◆ EXERCISE DATA
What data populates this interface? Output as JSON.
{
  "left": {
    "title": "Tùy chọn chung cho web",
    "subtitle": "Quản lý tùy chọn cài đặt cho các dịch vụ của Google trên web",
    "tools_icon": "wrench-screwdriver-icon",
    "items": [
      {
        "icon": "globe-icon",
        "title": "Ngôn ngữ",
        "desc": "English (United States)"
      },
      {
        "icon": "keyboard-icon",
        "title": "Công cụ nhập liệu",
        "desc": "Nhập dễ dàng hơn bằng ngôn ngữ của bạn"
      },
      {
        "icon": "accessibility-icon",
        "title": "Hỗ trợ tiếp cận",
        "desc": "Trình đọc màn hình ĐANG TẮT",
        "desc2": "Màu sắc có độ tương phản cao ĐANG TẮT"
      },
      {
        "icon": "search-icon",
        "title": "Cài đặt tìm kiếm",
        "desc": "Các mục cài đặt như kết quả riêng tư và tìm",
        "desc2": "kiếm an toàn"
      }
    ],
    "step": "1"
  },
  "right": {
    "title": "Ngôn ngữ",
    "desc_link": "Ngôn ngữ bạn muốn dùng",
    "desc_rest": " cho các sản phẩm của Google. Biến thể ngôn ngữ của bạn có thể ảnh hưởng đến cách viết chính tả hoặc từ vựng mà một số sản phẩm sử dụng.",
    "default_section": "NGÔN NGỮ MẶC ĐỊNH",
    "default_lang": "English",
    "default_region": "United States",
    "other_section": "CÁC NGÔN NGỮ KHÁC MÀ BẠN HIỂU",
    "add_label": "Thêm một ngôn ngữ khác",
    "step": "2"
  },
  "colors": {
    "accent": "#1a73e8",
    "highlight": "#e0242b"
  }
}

◆ GIVEN REQUEST
Without leaving anything out, give the entries again exactly.

◆ CORRECT ANSWER
What data populates this interface? Output as JSON.
{
  "left": {
    "title": "Tùy chọn chung cho web",
    "subtitle": "Quản lý tùy chọn cài đặt cho các dịch vụ của Google trên web",
    "tools_icon": "wrench-screwdriver-icon",
    "items": [
      {
        "icon": "globe-icon",
        "title": "Ngôn ngữ",
        "desc": "English (United States)"
      },
      {
        "icon": "keyboard-icon",
        "title": "Công cụ nhập liệu",
        "desc": "Nhập dễ dàng hơn bằng ngôn ngữ của bạn"
      },
      {
        "icon": "accessibility-icon",
        "title": "Hỗ trợ tiếp cận",
        "desc": "Trình đọc màn hình ĐANG TẮT",
        "desc2": "Màu sắc có độ tương phản cao ĐANG TẮT"
      },
      {
        "icon": "search-icon",
        "title": "Cài đặt tìm kiếm",
        "desc": "Các mục cài đặt như kết quả riêng tư và tìm",
        "desc2": "kiếm an toàn"
      }
    ],
    "step": "1"
  },
  "right": {
    "title": "Ngôn ngữ",
    "desc_link": "Ngôn ngữ bạn muốn dùng",
    "desc_rest": " cho các sản phẩm của Google. Biến thể ngôn ngữ của bạn có thể ảnh hưởng đến cách viết chính tả hoặc từ vựng mà một số sản phẩm sử dụng.",
    "default_section": "NGÔN NGỮ MẶC ĐỊNH",
    "default_lang": "English",
    "default_region": "United States",
    "other_section": "CÁC NGÔN NGỮ KHÁC MÀ BẠN HIỂU",
    "add_label": "Thêm một ngôn ngữ khác",
    "step": "2"
  },
  "colors": {
    "accent": "#1a73e8",
    "highlight": "#e0242b"
  }
}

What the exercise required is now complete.